• To do
Every line that holds the string "balance" is to be identified and copied.

Dataset entries:
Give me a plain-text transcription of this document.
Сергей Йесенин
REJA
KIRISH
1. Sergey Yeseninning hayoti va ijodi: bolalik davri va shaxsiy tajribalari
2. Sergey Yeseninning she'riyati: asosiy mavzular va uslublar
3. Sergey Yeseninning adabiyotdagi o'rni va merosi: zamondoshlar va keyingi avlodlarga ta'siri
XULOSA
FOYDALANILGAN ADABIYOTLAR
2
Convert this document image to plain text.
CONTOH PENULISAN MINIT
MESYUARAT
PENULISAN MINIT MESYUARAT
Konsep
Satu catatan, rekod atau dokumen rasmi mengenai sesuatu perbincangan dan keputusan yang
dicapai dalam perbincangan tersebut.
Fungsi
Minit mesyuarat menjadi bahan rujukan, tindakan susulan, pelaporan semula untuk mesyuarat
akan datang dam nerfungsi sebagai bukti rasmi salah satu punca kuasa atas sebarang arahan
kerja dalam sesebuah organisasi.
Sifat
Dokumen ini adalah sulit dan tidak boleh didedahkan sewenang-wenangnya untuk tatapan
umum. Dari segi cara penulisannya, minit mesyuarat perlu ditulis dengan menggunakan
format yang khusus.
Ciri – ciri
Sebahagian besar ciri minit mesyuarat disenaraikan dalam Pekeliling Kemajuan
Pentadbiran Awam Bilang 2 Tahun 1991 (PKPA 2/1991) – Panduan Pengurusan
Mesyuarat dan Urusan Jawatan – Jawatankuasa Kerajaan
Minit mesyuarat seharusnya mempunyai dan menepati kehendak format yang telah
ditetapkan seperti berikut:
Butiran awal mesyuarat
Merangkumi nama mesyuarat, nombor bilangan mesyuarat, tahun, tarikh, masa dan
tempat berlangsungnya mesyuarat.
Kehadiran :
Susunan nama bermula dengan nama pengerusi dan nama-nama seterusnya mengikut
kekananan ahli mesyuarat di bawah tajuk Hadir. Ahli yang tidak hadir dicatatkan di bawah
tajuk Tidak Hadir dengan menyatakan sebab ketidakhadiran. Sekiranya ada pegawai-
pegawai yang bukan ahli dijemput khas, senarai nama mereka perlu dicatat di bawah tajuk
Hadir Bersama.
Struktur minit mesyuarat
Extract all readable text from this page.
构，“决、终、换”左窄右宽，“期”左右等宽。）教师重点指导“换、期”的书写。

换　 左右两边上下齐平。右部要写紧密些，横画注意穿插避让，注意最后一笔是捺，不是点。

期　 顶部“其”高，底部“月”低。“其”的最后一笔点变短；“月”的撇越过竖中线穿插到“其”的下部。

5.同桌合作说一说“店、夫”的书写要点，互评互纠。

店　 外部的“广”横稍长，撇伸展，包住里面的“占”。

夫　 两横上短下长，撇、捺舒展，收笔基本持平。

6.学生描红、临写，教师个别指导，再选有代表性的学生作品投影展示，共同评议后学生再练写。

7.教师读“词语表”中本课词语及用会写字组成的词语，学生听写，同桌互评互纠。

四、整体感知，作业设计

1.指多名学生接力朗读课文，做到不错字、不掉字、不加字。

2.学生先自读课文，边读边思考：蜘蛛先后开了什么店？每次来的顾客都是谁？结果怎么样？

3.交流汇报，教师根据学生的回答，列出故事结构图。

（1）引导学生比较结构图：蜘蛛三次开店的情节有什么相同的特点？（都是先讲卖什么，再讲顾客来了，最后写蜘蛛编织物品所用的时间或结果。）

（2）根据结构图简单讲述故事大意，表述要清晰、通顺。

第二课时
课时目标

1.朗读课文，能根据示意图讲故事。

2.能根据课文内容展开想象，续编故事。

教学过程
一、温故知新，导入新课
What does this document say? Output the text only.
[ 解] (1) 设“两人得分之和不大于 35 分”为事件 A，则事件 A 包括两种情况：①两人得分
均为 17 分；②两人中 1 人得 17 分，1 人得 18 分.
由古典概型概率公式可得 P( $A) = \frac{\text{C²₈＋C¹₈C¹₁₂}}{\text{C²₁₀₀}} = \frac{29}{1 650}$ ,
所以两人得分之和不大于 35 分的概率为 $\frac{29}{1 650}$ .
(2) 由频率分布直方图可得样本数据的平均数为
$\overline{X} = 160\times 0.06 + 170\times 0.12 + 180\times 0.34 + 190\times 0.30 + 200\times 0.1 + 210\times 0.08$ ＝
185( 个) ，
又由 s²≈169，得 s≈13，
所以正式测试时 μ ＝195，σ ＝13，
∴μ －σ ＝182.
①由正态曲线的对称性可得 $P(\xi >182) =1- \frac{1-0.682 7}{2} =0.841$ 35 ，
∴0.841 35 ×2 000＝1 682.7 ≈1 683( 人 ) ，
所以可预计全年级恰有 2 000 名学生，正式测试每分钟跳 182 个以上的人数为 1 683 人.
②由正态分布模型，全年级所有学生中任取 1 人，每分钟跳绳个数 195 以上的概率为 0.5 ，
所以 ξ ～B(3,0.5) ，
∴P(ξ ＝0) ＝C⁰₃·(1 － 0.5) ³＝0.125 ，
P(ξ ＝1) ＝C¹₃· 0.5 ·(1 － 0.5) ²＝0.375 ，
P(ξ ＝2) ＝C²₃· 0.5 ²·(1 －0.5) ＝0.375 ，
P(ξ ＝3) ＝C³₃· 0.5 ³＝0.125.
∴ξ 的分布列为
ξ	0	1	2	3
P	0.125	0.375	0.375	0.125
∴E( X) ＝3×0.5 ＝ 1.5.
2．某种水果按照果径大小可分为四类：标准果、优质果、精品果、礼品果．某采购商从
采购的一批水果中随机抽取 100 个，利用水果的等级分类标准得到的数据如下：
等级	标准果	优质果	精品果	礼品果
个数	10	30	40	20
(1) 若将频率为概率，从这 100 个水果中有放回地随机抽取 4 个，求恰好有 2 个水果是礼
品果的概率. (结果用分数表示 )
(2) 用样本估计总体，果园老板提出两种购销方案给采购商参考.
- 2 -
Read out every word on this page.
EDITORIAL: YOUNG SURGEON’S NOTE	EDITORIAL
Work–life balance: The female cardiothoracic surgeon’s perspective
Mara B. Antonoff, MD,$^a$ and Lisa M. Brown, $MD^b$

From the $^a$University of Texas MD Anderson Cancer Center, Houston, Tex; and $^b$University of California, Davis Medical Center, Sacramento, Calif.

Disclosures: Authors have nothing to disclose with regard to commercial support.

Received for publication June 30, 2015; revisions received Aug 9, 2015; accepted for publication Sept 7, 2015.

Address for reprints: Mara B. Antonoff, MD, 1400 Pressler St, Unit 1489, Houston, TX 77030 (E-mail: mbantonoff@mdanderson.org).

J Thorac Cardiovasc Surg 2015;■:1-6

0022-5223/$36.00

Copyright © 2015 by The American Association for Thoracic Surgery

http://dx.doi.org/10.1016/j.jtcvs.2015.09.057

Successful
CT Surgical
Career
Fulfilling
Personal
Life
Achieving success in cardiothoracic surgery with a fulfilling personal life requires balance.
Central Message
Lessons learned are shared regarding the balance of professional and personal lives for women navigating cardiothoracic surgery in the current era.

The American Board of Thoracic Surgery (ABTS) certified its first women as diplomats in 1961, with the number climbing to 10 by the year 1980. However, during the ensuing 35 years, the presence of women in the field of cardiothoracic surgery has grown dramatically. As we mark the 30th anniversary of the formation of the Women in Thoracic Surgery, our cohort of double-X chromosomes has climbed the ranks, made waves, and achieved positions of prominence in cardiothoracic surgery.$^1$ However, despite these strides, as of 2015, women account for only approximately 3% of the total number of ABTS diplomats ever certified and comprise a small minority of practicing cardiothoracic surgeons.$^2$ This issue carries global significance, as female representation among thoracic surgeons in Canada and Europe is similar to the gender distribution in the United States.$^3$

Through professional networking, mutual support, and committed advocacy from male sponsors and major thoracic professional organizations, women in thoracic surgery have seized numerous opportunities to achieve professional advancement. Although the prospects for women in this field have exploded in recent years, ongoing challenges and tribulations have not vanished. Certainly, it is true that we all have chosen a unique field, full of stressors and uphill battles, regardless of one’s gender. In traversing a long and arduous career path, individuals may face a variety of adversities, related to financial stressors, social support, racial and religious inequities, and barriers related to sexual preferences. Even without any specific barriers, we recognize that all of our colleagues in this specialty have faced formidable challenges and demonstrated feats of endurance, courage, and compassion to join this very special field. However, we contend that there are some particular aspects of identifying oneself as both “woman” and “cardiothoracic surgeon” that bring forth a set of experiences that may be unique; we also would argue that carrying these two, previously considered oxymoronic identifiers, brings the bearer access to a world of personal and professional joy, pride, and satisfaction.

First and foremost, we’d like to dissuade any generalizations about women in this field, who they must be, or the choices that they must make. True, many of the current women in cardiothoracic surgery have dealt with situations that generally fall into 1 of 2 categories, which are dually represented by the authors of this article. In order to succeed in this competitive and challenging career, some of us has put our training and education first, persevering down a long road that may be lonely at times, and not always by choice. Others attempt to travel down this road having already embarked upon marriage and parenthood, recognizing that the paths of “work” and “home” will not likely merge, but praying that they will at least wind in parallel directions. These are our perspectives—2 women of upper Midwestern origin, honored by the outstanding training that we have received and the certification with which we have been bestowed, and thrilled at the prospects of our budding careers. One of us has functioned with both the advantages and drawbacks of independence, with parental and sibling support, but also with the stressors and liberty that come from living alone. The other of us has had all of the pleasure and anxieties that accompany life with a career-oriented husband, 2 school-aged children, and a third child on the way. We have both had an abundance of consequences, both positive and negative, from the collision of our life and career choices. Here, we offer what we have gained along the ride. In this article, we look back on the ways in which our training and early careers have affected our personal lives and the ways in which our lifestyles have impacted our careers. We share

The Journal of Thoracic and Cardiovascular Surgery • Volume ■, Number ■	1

• Solution
Work–life balance: The female cardiothoracic surgeon’s perspective
Achieving success in cardiothoracic surgery with a fulfilling personal life requires balance.
Lessons learned are shared regarding the balance of professional and personal lives for women navigating cardiothoracic surgery in the current era.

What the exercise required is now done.